What you will do
In the review of A Song of Ice and Fire, how many books does Martin say the series will have?
-- Supplied passage start --
Rex Bernard DC Monteverde, 24, is a graduate student at UP Los Baños. His first and true favorite being Star Wars, he says he loves science fiction more than fantasy. He also has a great love for the Catholic Churchs history and theology but not necessarily for the Church herself.
Ijudge a book by its cover and there begins my problems. Publishers hire excellent book cover designers and these artists create great imagery usually not at all present in the book they design and draw for. Publishers also put good synopses on the back cover, which may be better written than the entire book itself. As a consequence, I usually end up with expensive paperweights: Books that I can never truly read because they cannot hold my attention for more than 10 minutes.
At times, though, I get lucky.
Having a limited time to spend on perusing paperbacks (hardbound books are just too expensive), I would pick out nicely packaged books, read their synopses, scan a few pages (I remove the plastic wrap when no one is looking) and then decide whether I will spend what little money I have to buy it or whether I will sleep on it first. The latter option is slightly more expensive as I live far from bookstore branches that have good titles, so I may have to spend on transportation and food just to get one or two books.
Now, the choice is not so hard for books that I really want or those about which I have read or heard good reviews. The choice is especially easy if the store has on its shelf all the books of the anthology (if the book Im considering is part of it). It is a rather risky thing buying books that are part of a series. Local bookstores tend to forget that you need the rest of the books to enjoy the one they have on sale. (They seem to most enjoy leaving out the second book in trilogies.) You have to buy a complete book set when its there or risk losing the chance to own it forever (or at least for some time).
So for the first two books of A Song of Ice and Fire, I decided not to buy them the first time I saw them. The bookstores had the ones published by Voyager. The covers were gorgeously illustrated and the synopses piqued my interest immediately: the books were on sorcery and nobles. It took me several more weeks when there was only one copy of each book in the store for me to decide to buy them and I am glad I did. I got lucky.
I realized then that George R.R. Martin had yet to finish the third book (I have all three now). Martin said that there would only be six books in the series and he is currently writing the fourth one.
The story is told from the first-person point of view of key characters. The story, loosely based on historical events and figures, has no real heroes. The entire world is mostly presented through gray eyes. Those that see only black and white end up dead or defeated. Every hero (the more-good-than-evil people) makes decisions that skim the lines of nobility; even the villains at times act in ways that can be considered heroic.
The story opens with a political climate no different than the one we are in now. A few years back in Westeros, the lords of the Seven Kingdoms rose in rebellion against their Mad King. The House Targaryen, who conquered the seven kingdoms centuries ago and claimed the entire continent, is removed from power. Members of their families are slaughtered and only two escape to the Free Lands to the East.
-- Supplied passage end --
-- Recorded data start --
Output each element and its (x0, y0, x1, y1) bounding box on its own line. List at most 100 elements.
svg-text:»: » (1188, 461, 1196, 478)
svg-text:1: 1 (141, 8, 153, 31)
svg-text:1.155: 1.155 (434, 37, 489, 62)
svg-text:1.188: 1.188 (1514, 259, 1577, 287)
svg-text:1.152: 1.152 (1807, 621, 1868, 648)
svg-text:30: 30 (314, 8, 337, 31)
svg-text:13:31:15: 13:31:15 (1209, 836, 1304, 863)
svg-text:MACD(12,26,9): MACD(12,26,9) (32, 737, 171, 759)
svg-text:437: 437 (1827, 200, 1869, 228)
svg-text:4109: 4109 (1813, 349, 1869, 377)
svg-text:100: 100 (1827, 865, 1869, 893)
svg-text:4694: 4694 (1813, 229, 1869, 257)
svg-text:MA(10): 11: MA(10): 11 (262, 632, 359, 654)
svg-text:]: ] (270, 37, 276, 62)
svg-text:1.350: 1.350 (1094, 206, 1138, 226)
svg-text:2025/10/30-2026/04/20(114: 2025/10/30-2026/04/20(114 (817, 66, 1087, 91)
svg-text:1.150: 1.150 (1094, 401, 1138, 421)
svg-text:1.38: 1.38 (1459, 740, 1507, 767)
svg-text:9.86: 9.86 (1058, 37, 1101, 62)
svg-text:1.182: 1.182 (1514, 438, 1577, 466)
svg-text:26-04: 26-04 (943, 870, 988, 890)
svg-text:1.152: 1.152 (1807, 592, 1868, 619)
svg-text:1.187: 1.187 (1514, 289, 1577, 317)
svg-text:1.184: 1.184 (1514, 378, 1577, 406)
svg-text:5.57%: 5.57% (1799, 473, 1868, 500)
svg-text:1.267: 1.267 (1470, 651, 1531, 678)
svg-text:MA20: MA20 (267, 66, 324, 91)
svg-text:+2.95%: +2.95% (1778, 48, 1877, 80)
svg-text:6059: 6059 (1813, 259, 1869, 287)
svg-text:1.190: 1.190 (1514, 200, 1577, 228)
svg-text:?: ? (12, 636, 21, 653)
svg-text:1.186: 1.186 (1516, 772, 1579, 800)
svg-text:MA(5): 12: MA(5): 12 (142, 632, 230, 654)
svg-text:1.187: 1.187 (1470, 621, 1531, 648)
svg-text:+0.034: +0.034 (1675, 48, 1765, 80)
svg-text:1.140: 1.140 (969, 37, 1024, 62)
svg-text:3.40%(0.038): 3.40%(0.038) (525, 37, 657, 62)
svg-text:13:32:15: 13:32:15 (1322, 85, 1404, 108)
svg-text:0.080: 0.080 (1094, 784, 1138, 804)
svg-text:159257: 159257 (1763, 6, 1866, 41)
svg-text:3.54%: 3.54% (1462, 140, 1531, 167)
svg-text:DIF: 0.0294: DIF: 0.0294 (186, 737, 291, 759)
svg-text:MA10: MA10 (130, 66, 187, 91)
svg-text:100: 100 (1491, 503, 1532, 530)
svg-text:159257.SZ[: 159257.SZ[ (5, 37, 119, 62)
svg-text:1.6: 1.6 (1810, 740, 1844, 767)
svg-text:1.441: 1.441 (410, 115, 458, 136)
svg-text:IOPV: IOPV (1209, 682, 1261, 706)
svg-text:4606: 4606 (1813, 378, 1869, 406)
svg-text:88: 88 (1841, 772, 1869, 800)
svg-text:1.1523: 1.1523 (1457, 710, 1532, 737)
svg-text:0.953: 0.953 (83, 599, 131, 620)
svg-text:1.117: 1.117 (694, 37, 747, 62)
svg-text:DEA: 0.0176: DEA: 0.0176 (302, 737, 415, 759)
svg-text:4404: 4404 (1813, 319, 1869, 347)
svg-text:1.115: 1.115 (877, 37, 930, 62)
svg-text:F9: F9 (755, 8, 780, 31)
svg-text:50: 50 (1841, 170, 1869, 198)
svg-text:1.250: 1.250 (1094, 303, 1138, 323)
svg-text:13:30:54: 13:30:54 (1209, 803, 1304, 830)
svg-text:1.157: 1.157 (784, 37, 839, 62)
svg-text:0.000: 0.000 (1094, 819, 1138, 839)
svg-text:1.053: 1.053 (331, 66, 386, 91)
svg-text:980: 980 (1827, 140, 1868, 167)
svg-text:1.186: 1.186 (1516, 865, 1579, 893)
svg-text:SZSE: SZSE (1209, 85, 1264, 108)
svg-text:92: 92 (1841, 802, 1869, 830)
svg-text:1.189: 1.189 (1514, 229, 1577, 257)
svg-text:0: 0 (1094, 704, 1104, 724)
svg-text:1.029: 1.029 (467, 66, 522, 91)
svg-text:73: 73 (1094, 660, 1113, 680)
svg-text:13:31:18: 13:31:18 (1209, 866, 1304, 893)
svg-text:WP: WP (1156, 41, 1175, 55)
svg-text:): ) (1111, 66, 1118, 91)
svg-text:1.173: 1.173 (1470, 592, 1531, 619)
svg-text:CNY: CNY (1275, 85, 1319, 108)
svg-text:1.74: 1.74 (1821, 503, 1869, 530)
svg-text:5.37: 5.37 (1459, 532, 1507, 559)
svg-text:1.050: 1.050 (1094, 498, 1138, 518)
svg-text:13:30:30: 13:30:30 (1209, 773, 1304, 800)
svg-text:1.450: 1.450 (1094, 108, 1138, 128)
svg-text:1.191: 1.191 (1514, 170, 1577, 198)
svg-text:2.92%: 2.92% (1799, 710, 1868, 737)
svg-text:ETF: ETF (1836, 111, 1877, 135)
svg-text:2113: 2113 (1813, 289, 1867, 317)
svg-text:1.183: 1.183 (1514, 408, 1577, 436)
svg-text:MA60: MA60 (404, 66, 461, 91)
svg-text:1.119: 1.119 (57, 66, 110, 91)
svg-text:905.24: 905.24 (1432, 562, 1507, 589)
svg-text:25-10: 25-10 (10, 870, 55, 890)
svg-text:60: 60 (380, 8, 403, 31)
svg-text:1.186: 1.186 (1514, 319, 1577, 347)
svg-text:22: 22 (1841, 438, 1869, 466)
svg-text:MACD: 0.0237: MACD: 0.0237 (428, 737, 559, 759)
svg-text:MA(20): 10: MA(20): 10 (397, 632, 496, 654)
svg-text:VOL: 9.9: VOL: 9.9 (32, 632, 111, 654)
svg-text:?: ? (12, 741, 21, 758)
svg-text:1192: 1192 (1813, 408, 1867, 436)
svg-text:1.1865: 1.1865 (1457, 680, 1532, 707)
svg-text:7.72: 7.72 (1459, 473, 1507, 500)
-- Recorded data end --
Exercise response
Six books.